Instruction ::
Print every entry, word for word, and skip the images.

Source data ::
▬▬▬▬▬▬▬▬▬▬
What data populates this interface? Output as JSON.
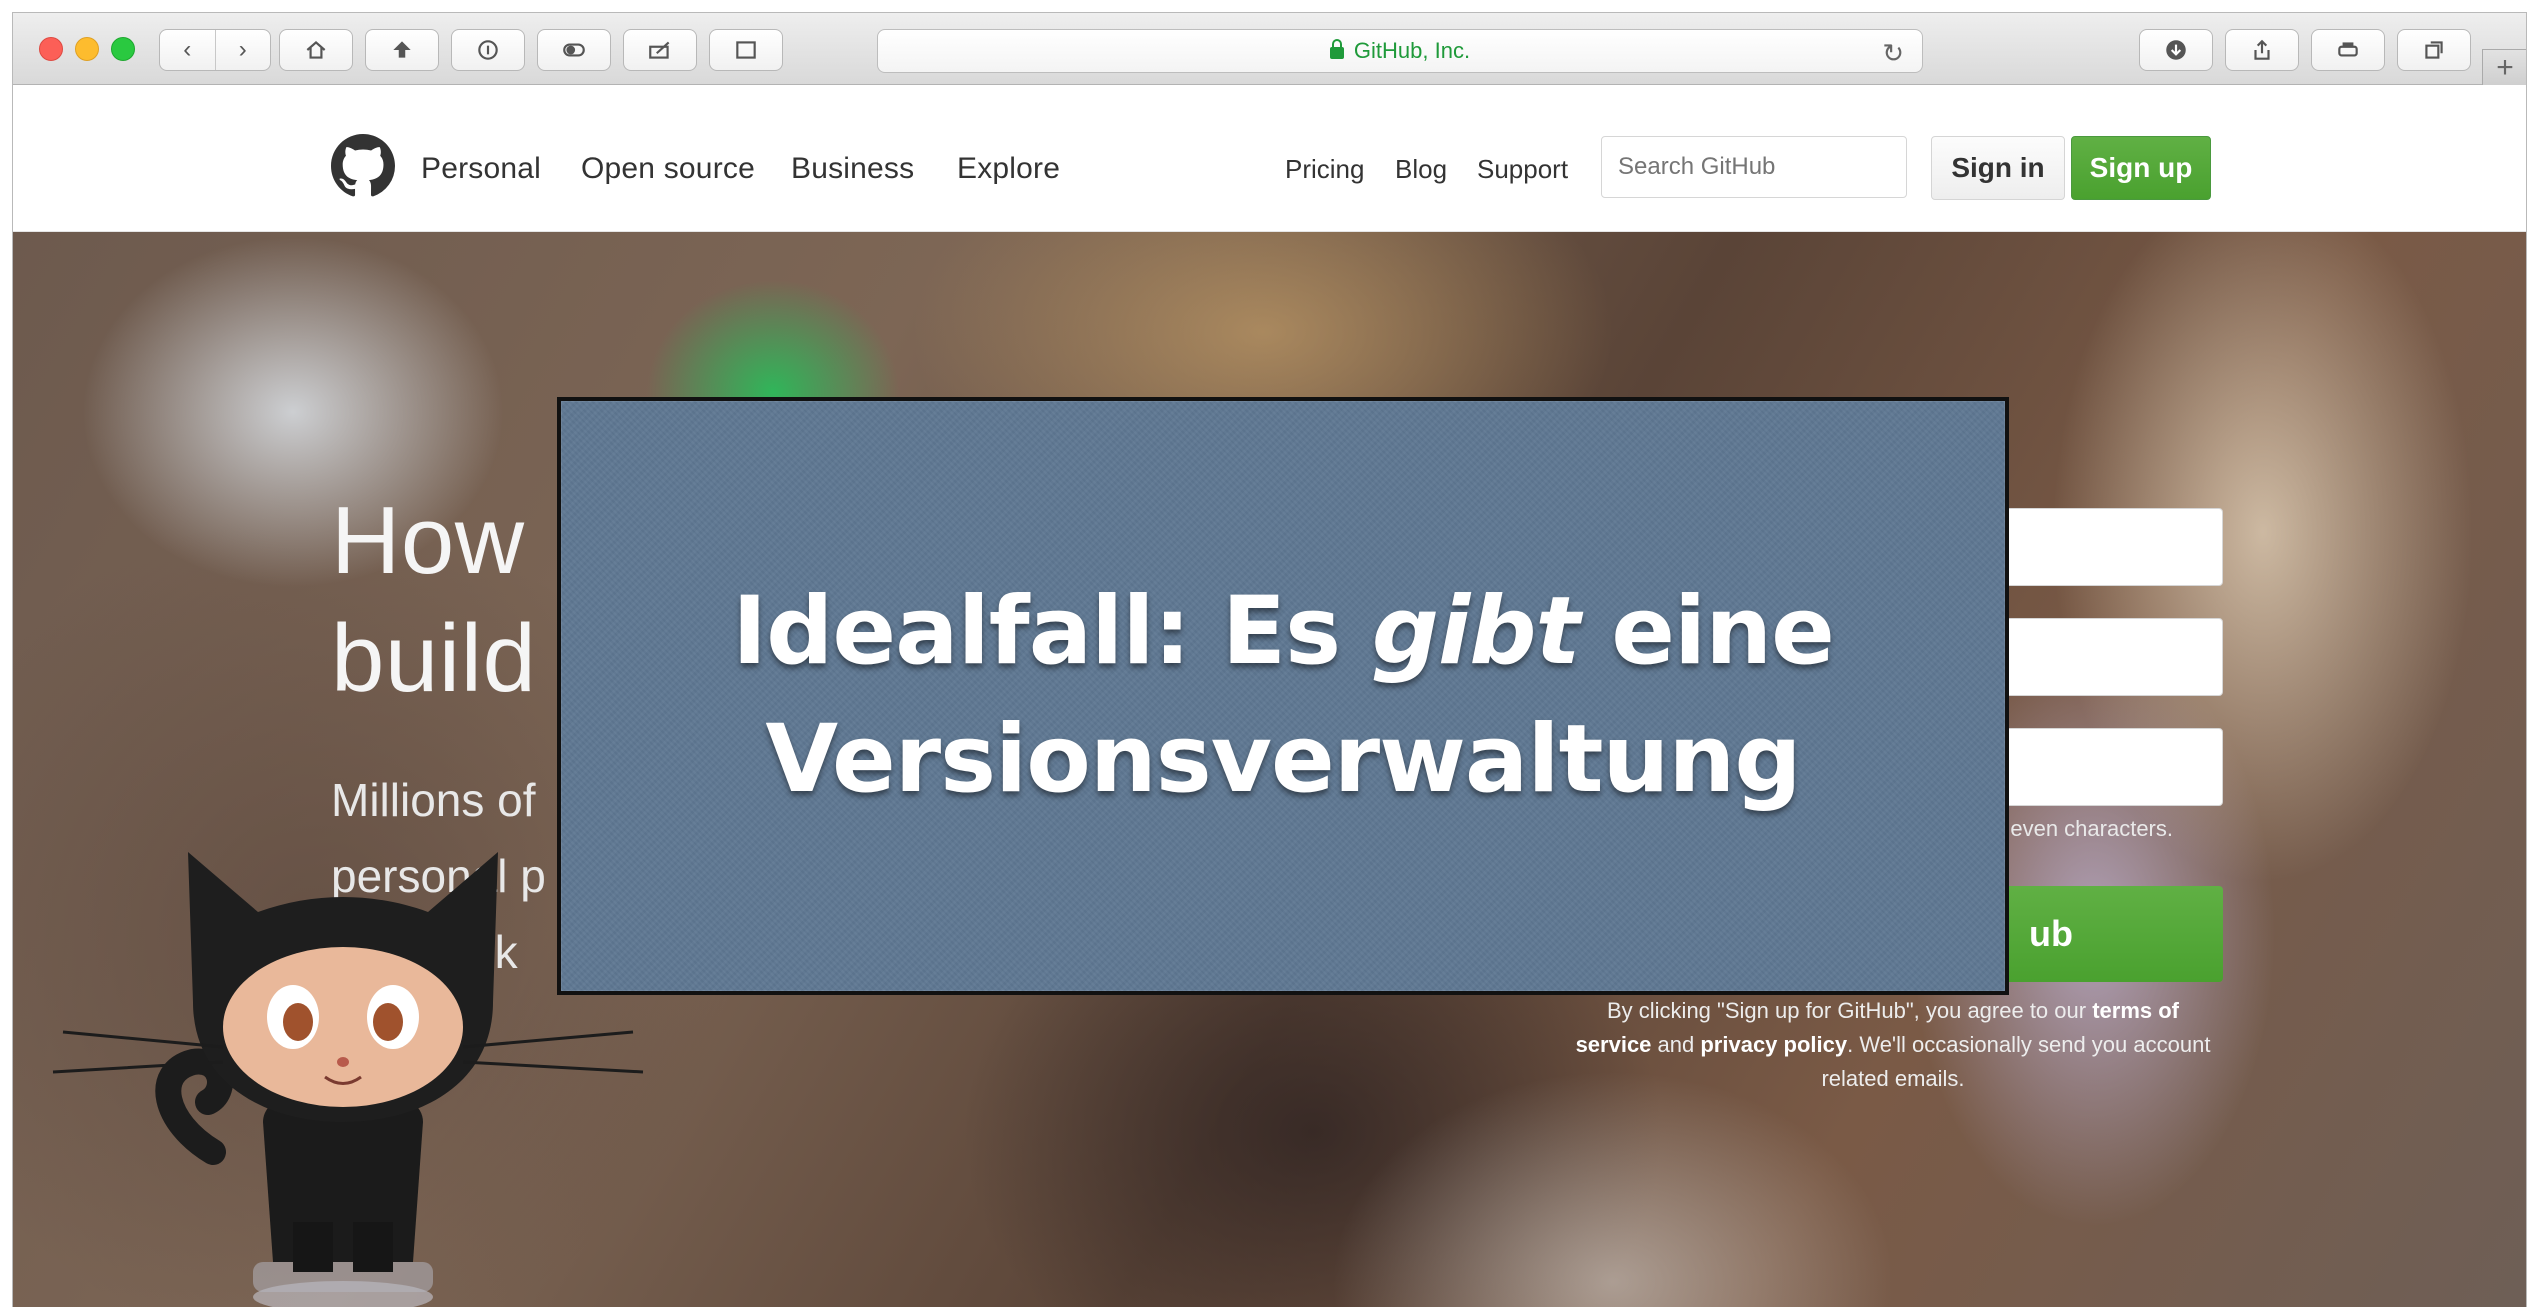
{
  "browser": {
    "address": "GitHub, Inc."
  },
  "header": {
    "nav": [
      "Personal",
      "Open source",
      "Business",
      "Explore"
    ],
    "links": [
      "Pricing",
      "Blog",
      "Support"
    ],
    "search_placeholder": "Search GitHub",
    "signin_label": "Sign in",
    "signup_label": "Sign up"
  },
  "hero": {
    "title_line1": "How",
    "title_line2": "build",
    "sub_line1": "Millions of",
    "sub_line2": "personal p",
    "sub_line3": "and work",
    "password_hint": "even characters.",
    "signup_button": "ub",
    "terms_line1_a": "By clicking \"Sign up for GitHub\", you agree to our ",
    "terms_line1_b": "terms of",
    "terms_line2_a": "service",
    "terms_line2_b": " and ",
    "terms_line2_c": "privacy policy",
    "terms_line2_d": ". We'll occasionally send you account",
    "terms_line3": "related emails."
  },
  "overlay": {
    "line1_a": "Idealfall: Es ",
    "line1_em": "gibt",
    "line1_b": " eine",
    "line2": "Versionsverwaltung",
    "background_color": "#5f7893"
  }
}
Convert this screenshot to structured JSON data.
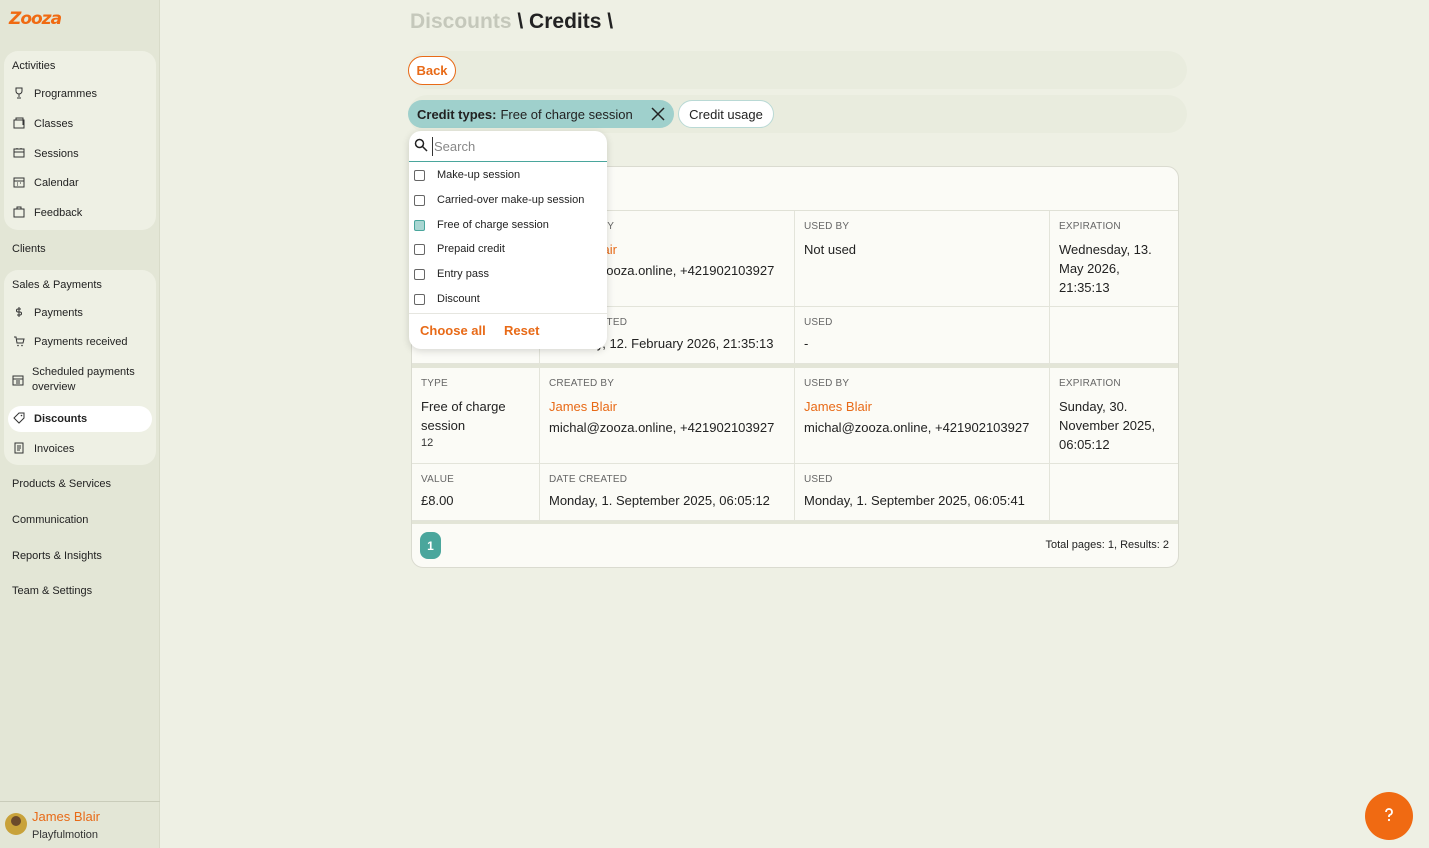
{
  "brand": {
    "logo_text": "Zooza",
    "accent": "#e86a17",
    "teal": "#4aa69c"
  },
  "sidebar": {
    "activities": {
      "title": "Activities",
      "items": [
        {
          "label": "Programmes",
          "icon": "trophy-icon"
        },
        {
          "label": "Classes",
          "icon": "folder-icon"
        },
        {
          "label": "Sessions",
          "icon": "session-icon"
        },
        {
          "label": "Calendar",
          "icon": "calendar-icon"
        },
        {
          "label": "Feedback",
          "icon": "feedback-icon"
        }
      ]
    },
    "clients": "Clients",
    "sales": {
      "title": "Sales & Payments",
      "items": [
        {
          "label": "Payments",
          "icon": "coin-icon"
        },
        {
          "label": "Payments received",
          "icon": "cart-icon"
        },
        {
          "label": "Scheduled payments overview",
          "icon": "schedule-icon"
        },
        {
          "label": "Discounts",
          "icon": "tag-icon"
        },
        {
          "label": "Invoices",
          "icon": "invoice-icon"
        }
      ]
    },
    "products": "Products & Services",
    "communication": "Communication",
    "reports": "Reports & Insights",
    "team": "Team & Settings",
    "user": {
      "name": "James Blair",
      "org": "Playfulmotion"
    }
  },
  "breadcrumb": {
    "parent": "Discounts",
    "sep1": "\\",
    "current": "Credits",
    "sep2": "\\"
  },
  "back_label": "Back",
  "filters": {
    "credit_types_label": "Credit types:",
    "credit_types_value": "Free of charge session",
    "credit_usage_label": "Credit usage"
  },
  "dropdown": {
    "search_placeholder": "Search",
    "options": [
      {
        "label": "Make-up session",
        "checked": false
      },
      {
        "label": "Carried-over make-up session",
        "checked": false
      },
      {
        "label": "Free of charge session",
        "checked": true
      },
      {
        "label": "Prepaid credit",
        "checked": false
      },
      {
        "label": "Entry pass",
        "checked": false
      },
      {
        "label": "Discount",
        "checked": false
      }
    ],
    "choose_all": "Choose all",
    "reset": "Reset"
  },
  "table": {
    "rows": [
      {
        "created_by_caption": "CREATED BY",
        "created_by_name": "James Blair",
        "created_by_contact": "michal@zooza.online, +421902103927",
        "used_by_caption": "USED BY",
        "used_by_value": "Not used",
        "expiration_caption": "EXPIRATION",
        "expiration_value": "Wednesday, 13. May 2026, 21:35:13",
        "date_created_caption": "DATE CREATED",
        "date_created_value": "Thursday, 12. February 2026, 21:35:13",
        "used_caption": "USED",
        "used_value": "-"
      },
      {
        "type_caption": "TYPE",
        "type_value": "Free of charge session",
        "type_id": "12",
        "created_by_caption": "CREATED BY",
        "created_by_name": "James Blair",
        "created_by_contact": "michal@zooza.online, +421902103927",
        "used_by_caption": "USED BY",
        "used_by_name": "James Blair",
        "used_by_contact": "michal@zooza.online, +421902103927",
        "expiration_caption": "EXPIRATION",
        "expiration_value": "Sunday, 30. November 2025, 06:05:12",
        "value_caption": "VALUE",
        "value_value": "£8.00",
        "date_created_caption": "DATE CREATED",
        "date_created_value": "Monday, 1. September 2025, 06:05:12",
        "used_caption": "USED",
        "used_value": "Monday, 1. September 2025, 06:05:41"
      }
    ],
    "page": "1",
    "total": "Total pages: 1, Results: 2"
  },
  "help_icon": "help-icon"
}
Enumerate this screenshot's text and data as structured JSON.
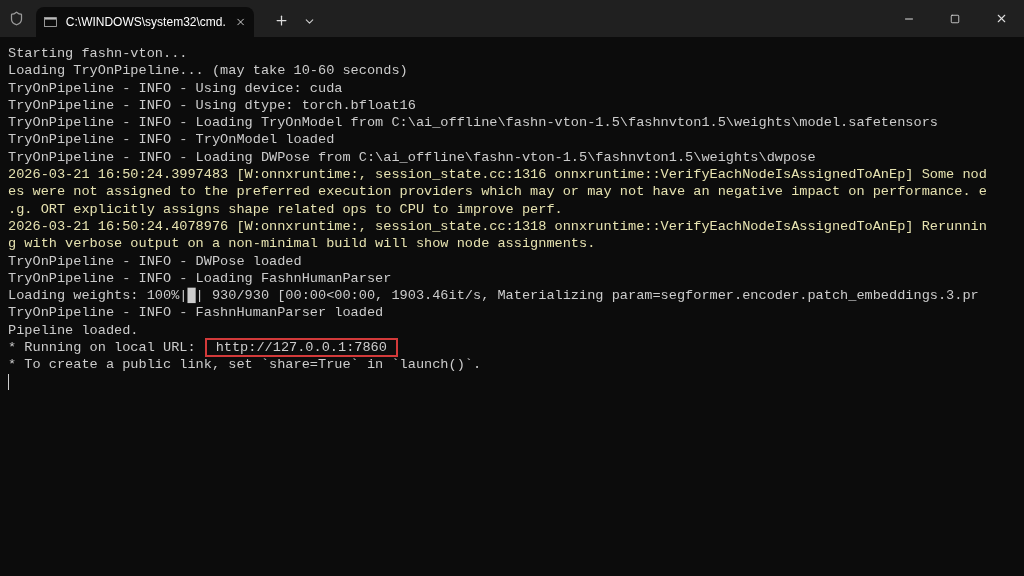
{
  "window": {
    "tabs": [
      {
        "title": "C:\\WINDOWS\\system32\\cmd.",
        "selected": true
      }
    ]
  },
  "terminal": {
    "lines": [
      {
        "kind": "plain",
        "text": "Starting fashn-vton..."
      },
      {
        "kind": "plain",
        "text": "Loading TryOnPipeline... (may take 10-60 seconds)"
      },
      {
        "kind": "plain",
        "text": "TryOnPipeline - INFO - Using device: cuda"
      },
      {
        "kind": "plain",
        "text": "TryOnPipeline - INFO - Using dtype: torch.bfloat16"
      },
      {
        "kind": "plain",
        "text": "TryOnPipeline - INFO - Loading TryOnModel from C:\\ai_offline\\fashn-vton-1.5\\fashnvton1.5\\weights\\model.safetensors"
      },
      {
        "kind": "plain",
        "text": "TryOnPipeline - INFO - TryOnModel loaded"
      },
      {
        "kind": "plain",
        "text": "TryOnPipeline - INFO - Loading DWPose from C:\\ai_offline\\fashn-vton-1.5\\fashnvton1.5\\weights\\dwpose"
      },
      {
        "kind": "warning",
        "text": "2026-03-21 16:50:24.3997483 [W:onnxruntime:, session_state.cc:1316 onnxruntime::VerifyEachNodeIsAssignedToAnEp] Some nod"
      },
      {
        "kind": "warning",
        "text": "es were not assigned to the preferred execution providers which may or may not have an negative impact on performance. e"
      },
      {
        "kind": "warning",
        "text": ".g. ORT explicitly assigns shape related ops to CPU to improve perf."
      },
      {
        "kind": "warning",
        "text": "2026-03-21 16:50:24.4078976 [W:onnxruntime:, session_state.cc:1318 onnxruntime::VerifyEachNodeIsAssignedToAnEp] Rerunnin"
      },
      {
        "kind": "warning",
        "text": "g with verbose output on a non-minimal build will show node assignments."
      },
      {
        "kind": "plain",
        "text": "TryOnPipeline - INFO - DWPose loaded"
      },
      {
        "kind": "plain",
        "text": "TryOnPipeline - INFO - Loading FashnHumanParser"
      },
      {
        "kind": "plain",
        "text": "Loading weights: 100%|█| 930/930 [00:00<00:00, 1903.46it/s, Materializing param=segformer.encoder.patch_embeddings.3.pr"
      },
      {
        "kind": "plain",
        "text": "TryOnPipeline - INFO - FashnHumanParser loaded"
      },
      {
        "kind": "plain",
        "text": "Pipeline loaded."
      },
      {
        "kind": "url",
        "text": "* Running on local URL:",
        "url": "http://127.0.0.1:7860"
      },
      {
        "kind": "plain",
        "text": "* To create a public link, set `share=True` in `launch()`."
      }
    ]
  }
}
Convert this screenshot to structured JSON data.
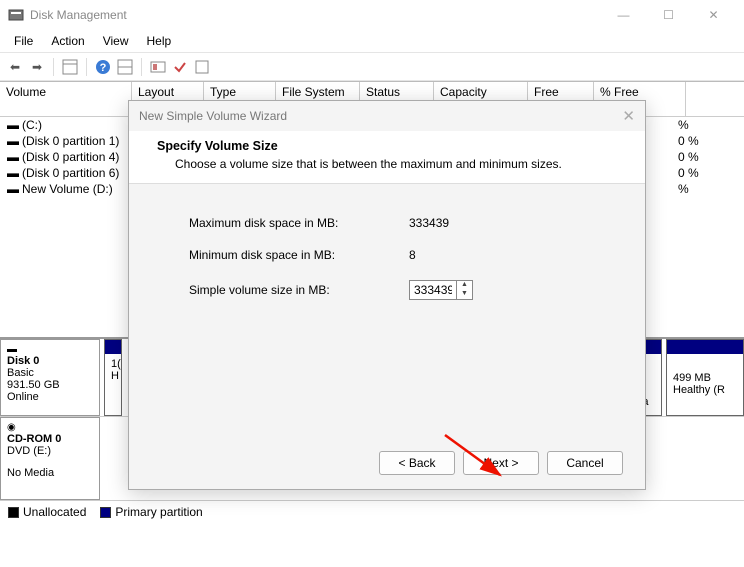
▬▬▬▬▬▬▬▬▬▬
Reply ::
What data populates this interface? Output as JSON.
{
  "browser": {
    "address": "GitHub, Inc."
  },
  "header": {
    "nav": [
      "Personal",
      "Open source",
      "Business",
      "Explore"
    ],
    "links": [
      "Pricing",
      "Blog",
      "Support"
    ],
    "search_placeholder": "Search GitHub",
    "signin_label": "Sign in",
    "signup_label": "Sign up"
  },
  "hero": {
    "title_line1": "How",
    "title_line2": "build",
    "sub_line1": "Millions of",
    "sub_line2": "personal p",
    "sub_line3": "and work",
    "password_hint": "even characters.",
    "signup_button": "ub",
    "terms_line1_a": "By clicking \"Sign up for GitHub\", you agree to our ",
    "terms_line1_b": "terms of",
    "terms_line2_a": "service",
    "terms_line2_b": " and ",
    "terms_line2_c": "privacy policy",
    "terms_line2_d": ". We'll occasionally send you account",
    "terms_line3": "related emails."
  },
  "overlay": {
    "line1_a": "Idealfall: Es ",
    "line1_em": "gibt",
    "line1_b": " eine",
    "line2": "Versionsverwaltung",
    "background_color": "#5f7893"
  }
}
Convert this screenshot to structured JSON data.
{
  "brand": {
    "logo_text": "Zooza",
    "accent": "#e86a17",
    "teal": "#4aa69c"
  },
  "sidebar": {
    "activities": {
      "title": "Activities",
      "items": [
        {
          "label": "Programmes",
          "icon": "trophy-icon"
        },
        {
          "label": "Classes",
          "icon": "folder-icon"
        },
        {
          "label": "Sessions",
          "icon": "session-icon"
        },
        {
          "label": "Calendar",
          "icon": "calendar-icon"
        },
        {
          "label": "Feedback",
          "icon": "feedback-icon"
        }
      ]
    },
    "clients": "Clients",
    "sales": {
      "title": "Sales & Payments",
      "items": [
        {
          "label": "Payments",
          "icon": "coin-icon"
        },
        {
          "label": "Payments received",
          "icon": "cart-icon"
        },
        {
          "label": "Scheduled payments overview",
          "icon": "schedule-icon"
        },
        {
          "label": "Discounts",
          "icon": "tag-icon"
        },
        {
          "label": "Invoices",
          "icon": "invoice-icon"
        }
      ]
    },
    "products": "Products & Services",
    "communication": "Communication",
    "reports": "Reports & Insights",
    "team": "Team & Settings",
    "user": {
      "name": "James Blair",
      "org": "Playfulmotion"
    }
  },
  "breadcrumb": {
    "parent": "Discounts",
    "sep1": "\\",
    "current": "Credits",
    "sep2": "\\"
  },
  "back_label": "Back",
  "filters": {
    "credit_types_label": "Credit types:",
    "credit_types_value": "Free of charge session",
    "credit_usage_label": "Credit usage"
  },
  "dropdown": {
    "search_placeholder": "Search",
    "options": [
      {
        "label": "Make-up session",
        "checked": false
      },
      {
        "label": "Carried-over make-up session",
        "checked": false
      },
      {
        "label": "Free of charge session",
        "checked": true
      },
      {
        "label": "Prepaid credit",
        "checked": false
      },
      {
        "label": "Entry pass",
        "checked": false
      },
      {
        "label": "Discount",
        "checked": false
      }
    ],
    "choose_all": "Choose all",
    "reset": "Reset"
  },
  "table": {
    "rows": [
      {
        "created_by_caption": "CREATED BY",
        "created_by_name": "James Blair",
        "created_by_contact": "michal@zooza.online, +421902103927",
        "used_by_caption": "USED BY",
        "used_by_value": "Not used",
        "expiration_caption": "EXPIRATION",
        "expiration_value": "Wednesday, 13. May 2026, 21:35:13",
        "date_created_caption": "DATE CREATED",
        "date_created_value": "Thursday, 12. February 2026, 21:35:13",
        "used_caption": "USED",
        "used_value": "-"
      },
      {
        "type_caption": "TYPE",
        "type_value": "Free of charge session",
        "type_id": "12",
        "created_by_caption": "CREATED BY",
        "created_by_name": "James Blair",
        "created_by_contact": "michal@zooza.online, +421902103927",
        "used_by_caption": "USED BY",
        "used_by_name": "James Blair",
        "used_by_contact": "michal@zooza.online, +421902103927",
        "expiration_caption": "EXPIRATION",
        "expiration_value": "Sunday, 30. November 2025, 06:05:12",
        "value_caption": "VALUE",
        "value_value": "£8.00",
        "date_created_caption": "DATE CREATED",
        "date_created_value": "Monday, 1. September 2025, 06:05:12",
        "used_caption": "USED",
        "used_value": "Monday, 1. September 2025, 06:05:41"
      }
    ],
    "page": "1",
    "total": "Total pages: 1, Results: 2"
  },
  "help_icon": "help-icon"
}
Enumerate this screenshot's text and data as structured JSON.
{
  "window": {
    "tabs": [
      {
        "title": "C:\\WINDOWS\\system32\\cmd.",
        "selected": true
      }
    ]
  },
  "terminal": {
    "lines": [
      {
        "kind": "plain",
        "text": "Starting fashn-vton..."
      },
      {
        "kind": "plain",
        "text": "Loading TryOnPipeline... (may take 10-60 seconds)"
      },
      {
        "kind": "plain",
        "text": "TryOnPipeline - INFO - Using device: cuda"
      },
      {
        "kind": "plain",
        "text": "TryOnPipeline - INFO - Using dtype: torch.bfloat16"
      },
      {
        "kind": "plain",
        "text": "TryOnPipeline - INFO - Loading TryOnModel from C:\\ai_offline\\fashn-vton-1.5\\fashnvton1.5\\weights\\model.safetensors"
      },
      {
        "kind": "plain",
        "text": "TryOnPipeline - INFO - TryOnModel loaded"
      },
      {
        "kind": "plain",
        "text": "TryOnPipeline - INFO - Loading DWPose from C:\\ai_offline\\fashn-vton-1.5\\fashnvton1.5\\weights\\dwpose"
      },
      {
        "kind": "warning",
        "text": "2026-03-21 16:50:24.3997483 [W:onnxruntime:, session_state.cc:1316 onnxruntime::VerifyEachNodeIsAssignedToAnEp] Some nod"
      },
      {
        "kind": "warning",
        "text": "es were not assigned to the preferred execution providers which may or may not have an negative impact on performance. e"
      },
      {
        "kind": "warning",
        "text": ".g. ORT explicitly assigns shape related ops to CPU to improve perf."
      },
      {
        "kind": "warning",
        "text": "2026-03-21 16:50:24.4078976 [W:onnxruntime:, session_state.cc:1318 onnxruntime::VerifyEachNodeIsAssignedToAnEp] Rerunnin"
      },
      {
        "kind": "warning",
        "text": "g with verbose output on a non-minimal build will show node assignments."
      },
      {
        "kind": "plain",
        "text": "TryOnPipeline - INFO - DWPose loaded"
      },
      {
        "kind": "plain",
        "text": "TryOnPipeline - INFO - Loading FashnHumanParser"
      },
      {
        "kind": "plain",
        "text": "Loading weights: 100%|█| 930/930 [00:00<00:00, 1903.46it/s, Materializing param=segformer.encoder.patch_embeddings.3.pr"
      },
      {
        "kind": "plain",
        "text": "TryOnPipeline - INFO - FashnHumanParser loaded"
      },
      {
        "kind": "plain",
        "text": "Pipeline loaded."
      },
      {
        "kind": "url",
        "text": "* Running on local URL:",
        "url": "http://127.0.0.1:7860"
      },
      {
        "kind": "plain",
        "text": "* To create a public link, set `share=True` in `launch()`."
      }
    ]
  }
}
Convert this screenshot to structured JSON data.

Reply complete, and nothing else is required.